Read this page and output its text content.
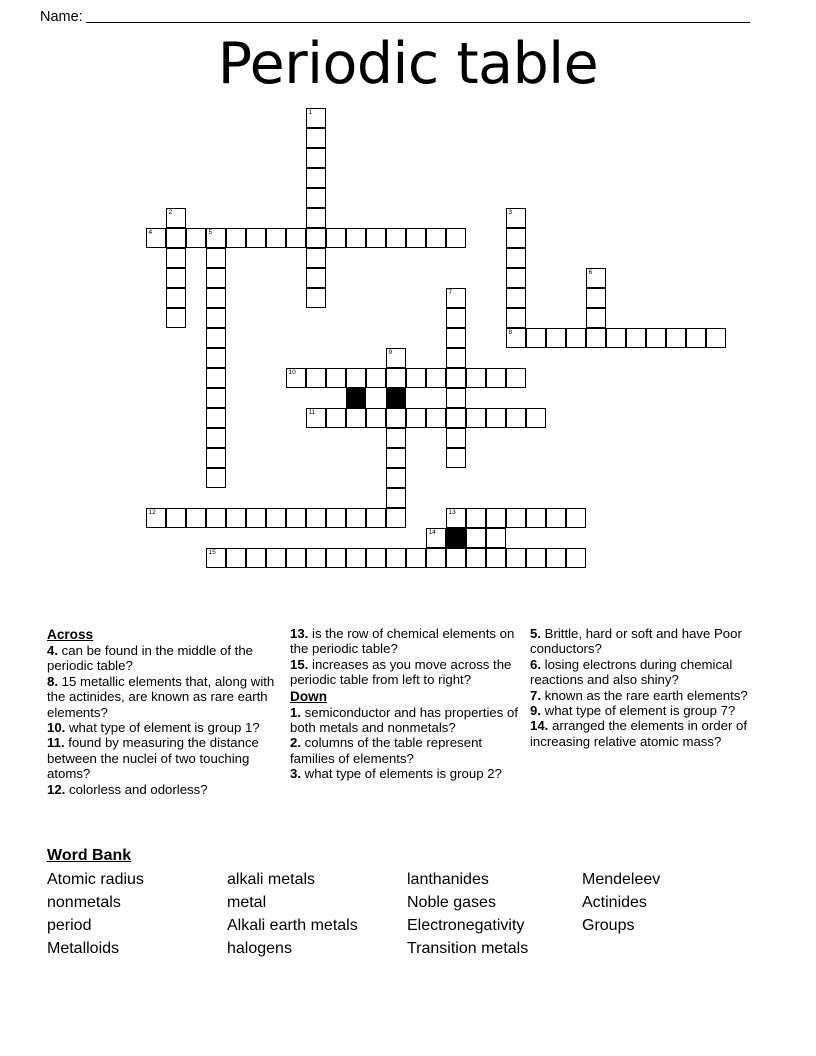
Name:
Periodic table
1
2	3
4	5
6
7
8
9
10
11
12	13
14
15
Across
4. can be found in the middle of the periodic table?
8. 15 metallic elements that, along with the actinides, are known as rare earth elements?
10. what type of element is group 1?
11. found by measuring the distance between the nuclei of two touching atoms?
12. colorless and odorless?
13. is the row of chemical elements on the periodic table?
15. increases as you move across the periodic table from left to right?
Down
1. semiconductor and has properties of both metals and nonmetals?
2. columns of the table represent families of elements?
3. what type of elements is group 2?
5. Brittle, hard or soft and have Poor conductors?
6. losing electrons during chemical reactions and also shiny?
7. known as the rare earth elements?
9. what type of element is group 7?
14. arranged the elements in order of increasing relative atomic mass?
Word Bank
Atomic radius	alkali metals	lanthanides	Mendeleev
nonmetals	metal	Noble gases	Actinides
period	Alkali earth metals	Electronegativity	Groups
Metalloids	halogens	Transition metals
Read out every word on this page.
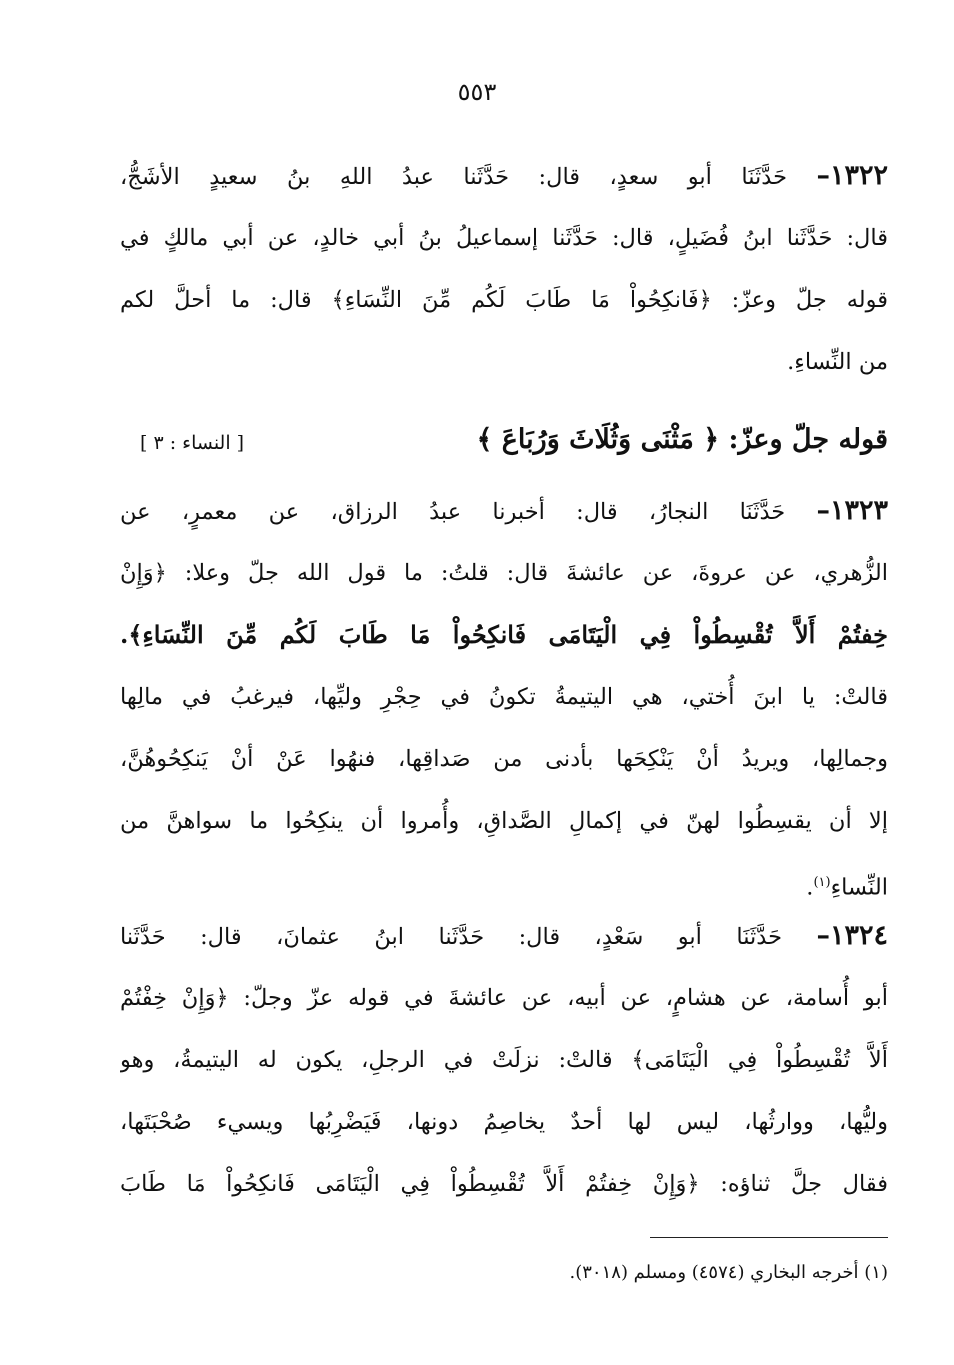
٥٥٣
١٣٢٢– حَدَّثَنَا أبو سعدٍ، قال: حَدَّثَنا عبدُ اللهِ بنُ سعيدٍ الأشَجُّ،
قال: حَدَّثَنا ابنُ فُضَيلٍ، قال: حَدَّثَنا إسماعيلُ بنُ أبي خالدٍ، عن أبي مالكٍ في
قوله جلّ وعزّ: ﴿فَانكِحُواْ مَا طَابَ لَكُم مِّنَ النِّسَاءِ﴾ قال: ما أحلَّ لكم
من النِّساءِ.
قوله جلّ وعزّ: ﴿ مَثْنَى وَثُلَاثَ وَرُبَاعَ ﴾
[ النساء : ٣ ]
١٣٢٣– حَدَّثَنَا النجارُ، قال: أخبرنا عبدُ الرزاق، عن معمرٍ، عن
الزُّهري، عن عروةَ، عن عائشةَ قال: قلتُ: ما قول الله جلّ وعلا: ﴿وَإِنْ
خِفتُمْ أَلاَّ تُقْسِطُواْ فِي الْيَتَامَى فَانكِحُواْ مَا طَابَ لَكُم مِّنَ النِّسَاءِ﴾.
قالتْ: يا ابنَ أُختي، هي اليتيمةُ تكونُ في حِجْرِ وليِّها، فيرغبُ في مالِها
وجمالِها، ويريدُ أنْ يَنْكِحَها بأدنى من صَداقِها، فنهُوا عَنْ أنْ يَنكِحُوهُنَّ،
إلا أن يقسِطُوا لهنّ في إكمالِ الصَّداقِ، وأُمروا أن ينكِحُوا ما سواهنَّ من
النِّساءِ$^{(١)}$.
١٣٢٤– حَدَّثَنَا أبو سَعْدٍ، قال: حَدَّثَنا ابنُ عثمانَ، قال: حَدَّثَنا
أبو أُسامة، عن هشامٍ، عن أبيه، عن عائشةَ في قوله عزّ وجلّ: ﴿وَإِنْ خِفْتُمْ
أَلاَّ تُقْسِطُواْ فِي الْيَتَامَى﴾ قالتْ: نزلَتْ في الرجلِ، يكون له اليتيمةُ، وهو
وليُّها، ووارثُها، ليس لها أحدٌ يخاصِمُ دونها، فَيَضْرِبُها ويسيء صُحْبَتَها،
فقال جلَّ ثناؤه: ﴿وَإِنْ خِفتُمْ أَلاَّ تُقْسِطُواْ فِي الْيَتَامَى فَانكِحُواْ مَا طَابَ
(١) أخرجه البخاري (٤٥٧٤) ومسلم (٣٠١٨).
......
Task requirements:
State the number of lines in the data that include the string "what", and add nothing else.

Task solution:
3